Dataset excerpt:

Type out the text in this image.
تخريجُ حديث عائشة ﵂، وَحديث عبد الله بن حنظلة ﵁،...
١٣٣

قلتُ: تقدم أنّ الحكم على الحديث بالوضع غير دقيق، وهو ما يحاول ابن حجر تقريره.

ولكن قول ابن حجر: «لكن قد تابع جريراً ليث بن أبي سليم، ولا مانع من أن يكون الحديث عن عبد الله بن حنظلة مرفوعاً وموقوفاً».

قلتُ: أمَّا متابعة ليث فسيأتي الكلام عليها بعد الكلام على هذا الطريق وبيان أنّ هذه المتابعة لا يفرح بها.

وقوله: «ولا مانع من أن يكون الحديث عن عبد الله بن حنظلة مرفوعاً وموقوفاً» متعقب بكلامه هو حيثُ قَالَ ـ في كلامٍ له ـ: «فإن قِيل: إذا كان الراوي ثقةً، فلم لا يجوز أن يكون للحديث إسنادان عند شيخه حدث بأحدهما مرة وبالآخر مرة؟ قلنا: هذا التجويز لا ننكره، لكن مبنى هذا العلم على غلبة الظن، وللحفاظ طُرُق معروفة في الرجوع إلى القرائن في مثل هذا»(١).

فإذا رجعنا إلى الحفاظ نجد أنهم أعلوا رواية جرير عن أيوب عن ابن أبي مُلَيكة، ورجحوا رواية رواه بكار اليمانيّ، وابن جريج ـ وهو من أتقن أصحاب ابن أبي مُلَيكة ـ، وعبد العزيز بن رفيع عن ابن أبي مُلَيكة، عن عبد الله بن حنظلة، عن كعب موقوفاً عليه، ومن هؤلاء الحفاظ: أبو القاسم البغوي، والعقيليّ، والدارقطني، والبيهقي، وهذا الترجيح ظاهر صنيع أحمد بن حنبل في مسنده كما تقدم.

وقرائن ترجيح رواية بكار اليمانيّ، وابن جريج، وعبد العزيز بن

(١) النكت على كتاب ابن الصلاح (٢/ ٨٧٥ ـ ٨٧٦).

§ CHALLENGE
All records above must be set down exactly, please.

§ THE ANSWER
Type out the text in this image.
تخريجُ حديث عائشة ﵂، وَحديث عبد الله بن حنظلة ﵁،...
١٣٣

قلتُ: تقدم أنّ الحكم على الحديث بالوضع غير دقيق، وهو ما يحاول ابن حجر تقريره.

ولكن قول ابن حجر: «لكن قد تابع جريراً ليث بن أبي سليم، ولا مانع من أن يكون الحديث عن عبد الله بن حنظلة مرفوعاً وموقوفاً».

قلتُ: أمَّا متابعة ليث فسيأتي الكلام عليها بعد الكلام على هذا الطريق وبيان أنّ هذه المتابعة لا يفرح بها.

وقوله: «ولا مانع من أن يكون الحديث عن عبد الله بن حنظلة مرفوعاً وموقوفاً» متعقب بكلامه هو حيثُ قَالَ ـ في كلامٍ له ـ: «فإن قِيل: إذا كان الراوي ثقةً، فلم لا يجوز أن يكون للحديث إسنادان عند شيخه حدث بأحدهما مرة وبالآخر مرة؟ قلنا: هذا التجويز لا ننكره، لكن مبنى هذا العلم على غلبة الظن، وللحفاظ طُرُق معروفة في الرجوع إلى القرائن في مثل هذا»(١).

فإذا رجعنا إلى الحفاظ نجد أنهم أعلوا رواية جرير عن أيوب عن ابن أبي مُلَيكة، ورجحوا رواية رواه بكار اليمانيّ، وابن جريج ـ وهو من أتقن أصحاب ابن أبي مُلَيكة ـ، وعبد العزيز بن رفيع عن ابن أبي مُلَيكة، عن عبد الله بن حنظلة، عن كعب موقوفاً عليه، ومن هؤلاء الحفاظ: أبو القاسم البغوي، والعقيليّ، والدارقطني، والبيهقي، وهذا الترجيح ظاهر صنيع أحمد بن حنبل في مسنده كما تقدم.

وقرائن ترجيح رواية بكار اليمانيّ، وابن جريج، وعبد العزيز بن

(١) النكت على كتاب ابن الصلاح (٢/ ٨٧٥ ـ ٨٧٦).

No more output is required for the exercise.